Provided records -
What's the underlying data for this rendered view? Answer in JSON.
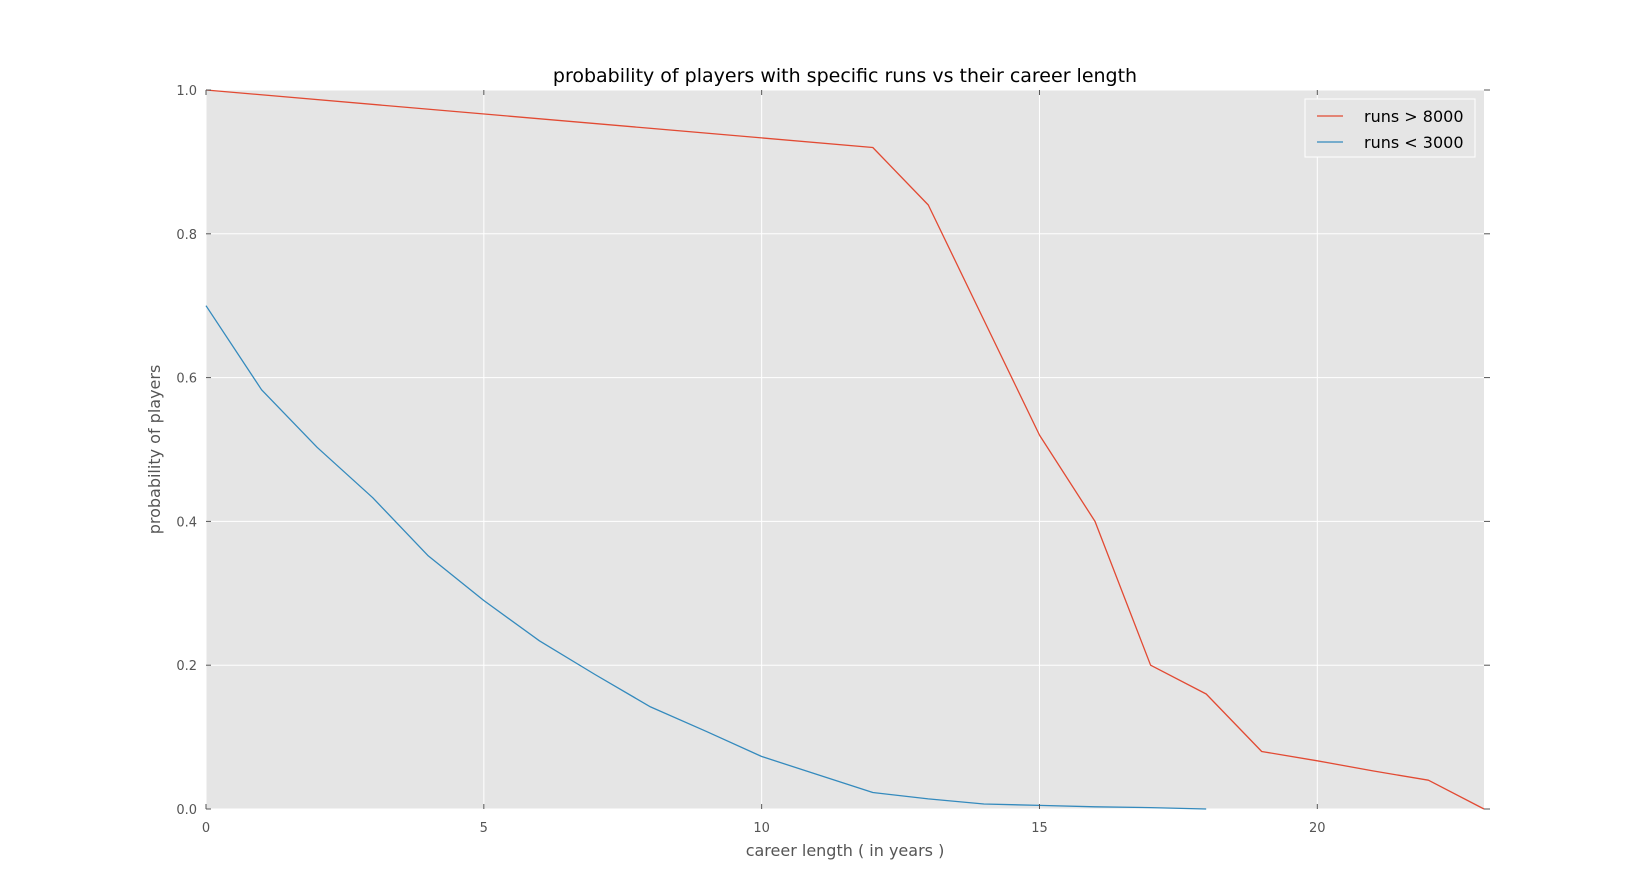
{
  "chart_data": {
    "type": "line",
    "title": "probability of players with specific runs vs their career length",
    "xlabel": "career length ( in years )",
    "ylabel": "probability of players",
    "xlim": [
      0,
      23
    ],
    "ylim": [
      0.0,
      1.0
    ],
    "xticks": [
      0,
      5,
      10,
      15,
      20
    ],
    "xtick_labels": [
      "0",
      "5",
      "10",
      "15",
      "20"
    ],
    "yticks": [
      0.0,
      0.2,
      0.4,
      0.6,
      0.8,
      1.0
    ],
    "ytick_labels": [
      "0.0",
      "0.2",
      "0.4",
      "0.6",
      "0.8",
      "1.0"
    ],
    "grid": true,
    "legend_position": "top-right",
    "background_color": "#e5e5e5",
    "series": [
      {
        "name": "runs > 8000",
        "color": "#e24a33",
        "x": [
          0,
          12,
          13,
          14,
          15,
          16,
          17,
          18,
          19,
          20,
          21,
          22,
          23
        ],
        "y": [
          1.0,
          0.92,
          0.84,
          0.68,
          0.52,
          0.4,
          0.2,
          0.16,
          0.08,
          0.067,
          0.053,
          0.04,
          0.0
        ]
      },
      {
        "name": "runs < 3000",
        "color": "#348abd",
        "x": [
          0,
          1,
          2,
          3,
          4,
          5,
          6,
          7,
          8,
          9,
          10,
          11,
          12,
          13,
          14,
          15,
          16,
          17,
          18
        ],
        "y": [
          0.7,
          0.583,
          0.503,
          0.433,
          0.352,
          0.29,
          0.234,
          0.187,
          0.142,
          0.108,
          0.073,
          0.048,
          0.023,
          0.014,
          0.007,
          0.005,
          0.003,
          0.002,
          0.0
        ]
      }
    ]
  }
}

Prompt -
Give the count of lines containing "players", with no added text.

Complete output -
2